# Exercise description:
Return all lines below containing the word "JSON".

────────

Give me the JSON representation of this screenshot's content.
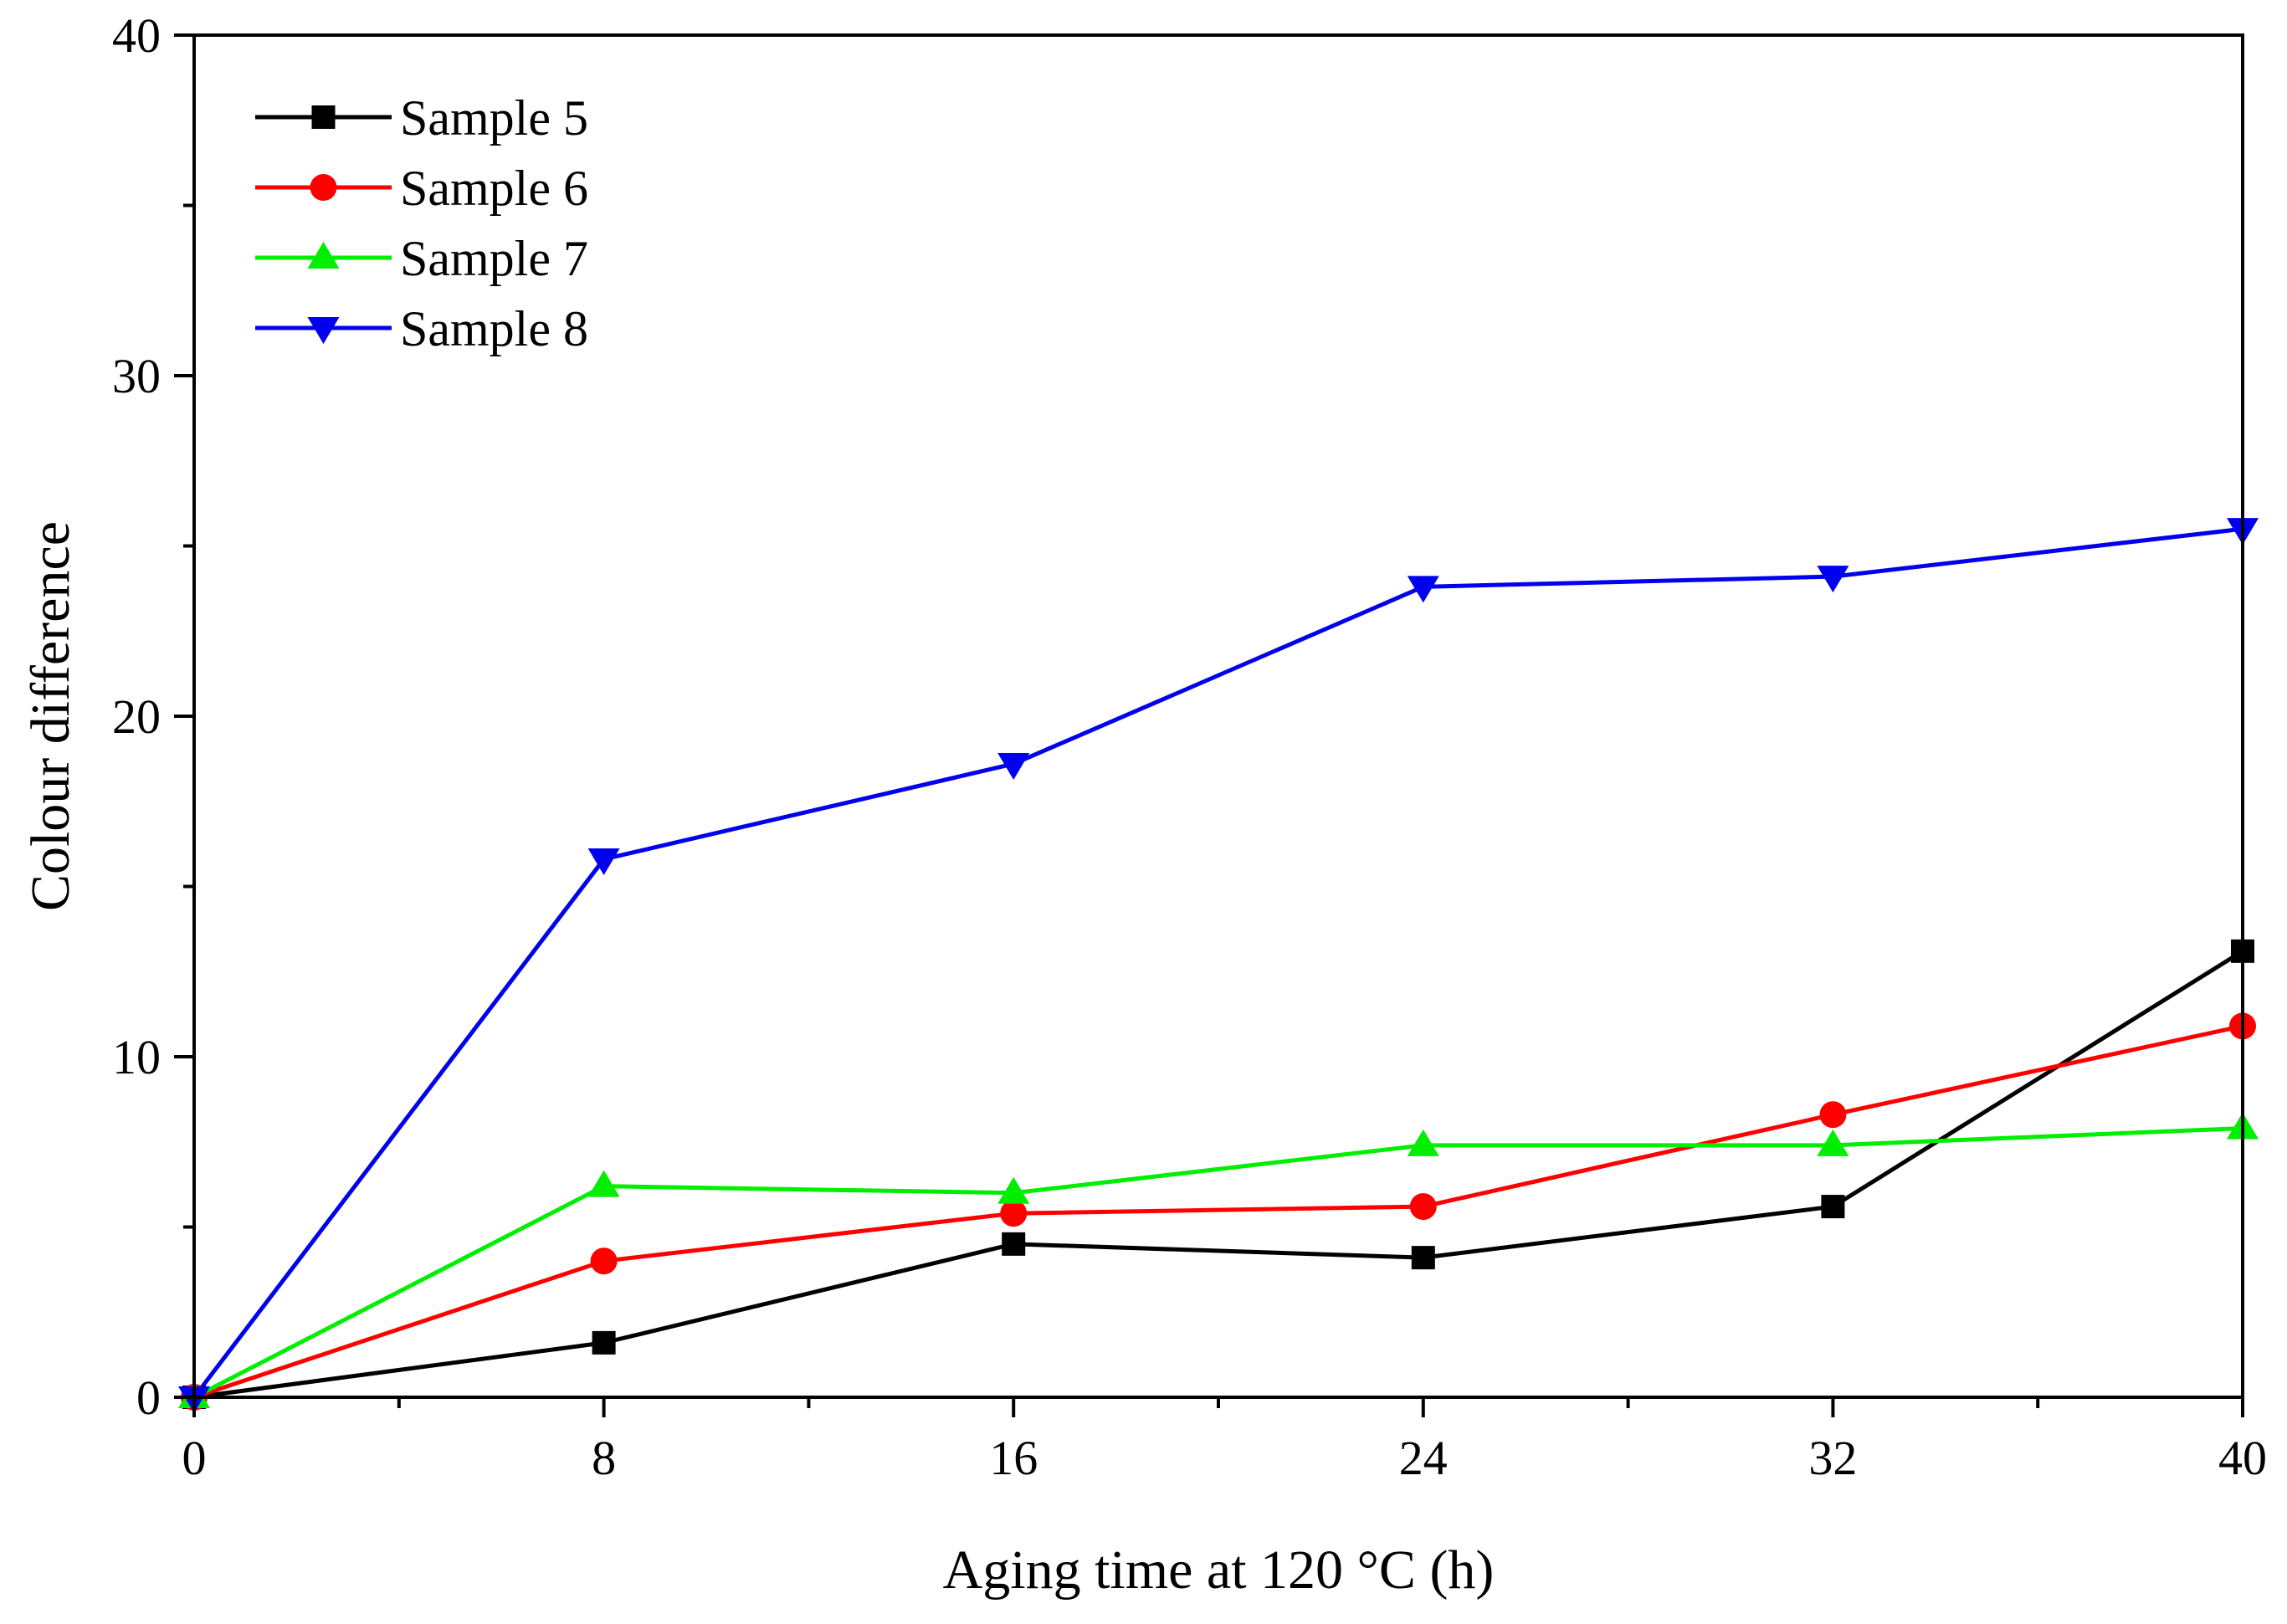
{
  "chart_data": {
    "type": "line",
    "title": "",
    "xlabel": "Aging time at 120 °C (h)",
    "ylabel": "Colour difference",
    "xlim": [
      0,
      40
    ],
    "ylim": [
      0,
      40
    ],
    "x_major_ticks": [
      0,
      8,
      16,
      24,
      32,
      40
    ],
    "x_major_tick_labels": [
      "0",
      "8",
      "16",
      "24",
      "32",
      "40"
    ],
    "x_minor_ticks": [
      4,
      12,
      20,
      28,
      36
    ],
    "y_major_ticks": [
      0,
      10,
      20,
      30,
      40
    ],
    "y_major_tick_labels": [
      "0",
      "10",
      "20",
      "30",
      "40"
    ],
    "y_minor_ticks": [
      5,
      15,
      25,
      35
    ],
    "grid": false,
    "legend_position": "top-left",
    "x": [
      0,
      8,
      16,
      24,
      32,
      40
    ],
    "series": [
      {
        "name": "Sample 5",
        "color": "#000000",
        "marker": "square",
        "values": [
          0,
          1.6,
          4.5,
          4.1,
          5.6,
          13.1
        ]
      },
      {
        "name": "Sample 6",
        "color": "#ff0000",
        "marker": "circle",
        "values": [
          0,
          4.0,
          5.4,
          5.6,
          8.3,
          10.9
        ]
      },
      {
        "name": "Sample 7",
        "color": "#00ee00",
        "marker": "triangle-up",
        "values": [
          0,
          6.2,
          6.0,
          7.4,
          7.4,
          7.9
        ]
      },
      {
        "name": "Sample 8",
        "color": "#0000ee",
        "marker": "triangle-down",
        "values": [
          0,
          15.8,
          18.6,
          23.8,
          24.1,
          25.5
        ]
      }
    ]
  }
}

────────

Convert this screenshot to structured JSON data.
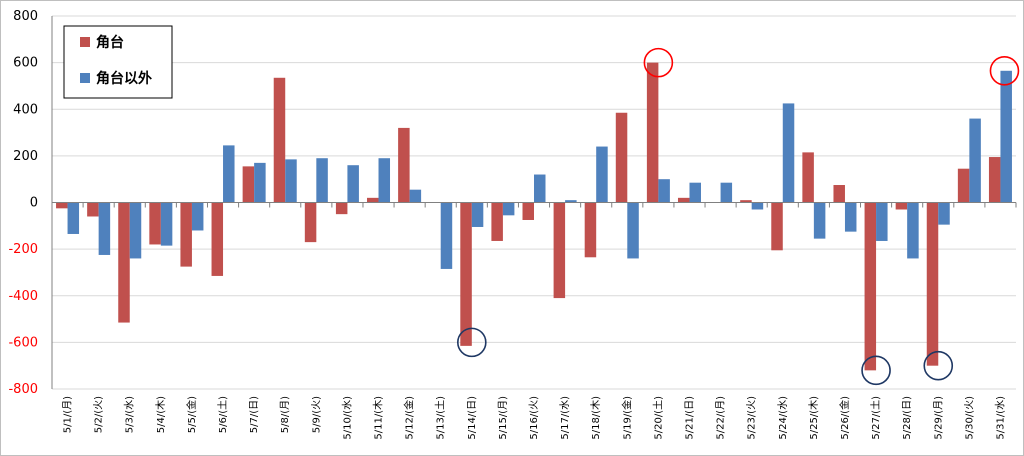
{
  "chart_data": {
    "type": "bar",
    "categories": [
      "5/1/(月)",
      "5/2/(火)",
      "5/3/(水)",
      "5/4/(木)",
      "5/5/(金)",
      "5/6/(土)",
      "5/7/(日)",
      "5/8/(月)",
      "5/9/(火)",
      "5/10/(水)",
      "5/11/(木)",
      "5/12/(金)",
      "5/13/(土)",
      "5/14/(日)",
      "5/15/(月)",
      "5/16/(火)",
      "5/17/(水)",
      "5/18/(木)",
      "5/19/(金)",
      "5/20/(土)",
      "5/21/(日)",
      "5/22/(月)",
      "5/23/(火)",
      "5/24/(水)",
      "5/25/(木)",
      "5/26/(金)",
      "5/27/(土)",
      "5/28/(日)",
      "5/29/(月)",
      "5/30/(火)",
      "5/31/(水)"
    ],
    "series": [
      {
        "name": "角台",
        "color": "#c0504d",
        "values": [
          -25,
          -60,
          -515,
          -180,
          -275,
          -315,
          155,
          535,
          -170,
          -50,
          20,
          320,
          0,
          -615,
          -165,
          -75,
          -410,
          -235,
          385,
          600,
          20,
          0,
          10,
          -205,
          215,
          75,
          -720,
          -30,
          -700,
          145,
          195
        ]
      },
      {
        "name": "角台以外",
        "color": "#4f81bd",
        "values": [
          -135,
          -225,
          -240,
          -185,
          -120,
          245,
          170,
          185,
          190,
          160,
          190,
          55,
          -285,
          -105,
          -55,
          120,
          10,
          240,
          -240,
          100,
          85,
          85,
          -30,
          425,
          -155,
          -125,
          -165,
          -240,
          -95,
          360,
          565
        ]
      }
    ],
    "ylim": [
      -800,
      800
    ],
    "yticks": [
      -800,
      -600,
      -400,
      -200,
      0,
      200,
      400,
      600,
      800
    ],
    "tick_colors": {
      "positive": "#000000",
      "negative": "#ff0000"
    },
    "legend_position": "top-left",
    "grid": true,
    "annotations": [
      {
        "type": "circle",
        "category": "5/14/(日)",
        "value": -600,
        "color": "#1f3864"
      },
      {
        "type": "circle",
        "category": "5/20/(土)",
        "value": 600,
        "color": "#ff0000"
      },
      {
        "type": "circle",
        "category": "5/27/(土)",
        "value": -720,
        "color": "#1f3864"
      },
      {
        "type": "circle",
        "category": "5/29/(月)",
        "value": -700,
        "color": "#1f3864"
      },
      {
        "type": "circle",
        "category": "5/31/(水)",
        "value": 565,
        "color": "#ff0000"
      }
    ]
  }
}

────────

# Response to this task:
Give me the JSON representation of this screenshot's content.
Convert this screenshot to structured JSON data.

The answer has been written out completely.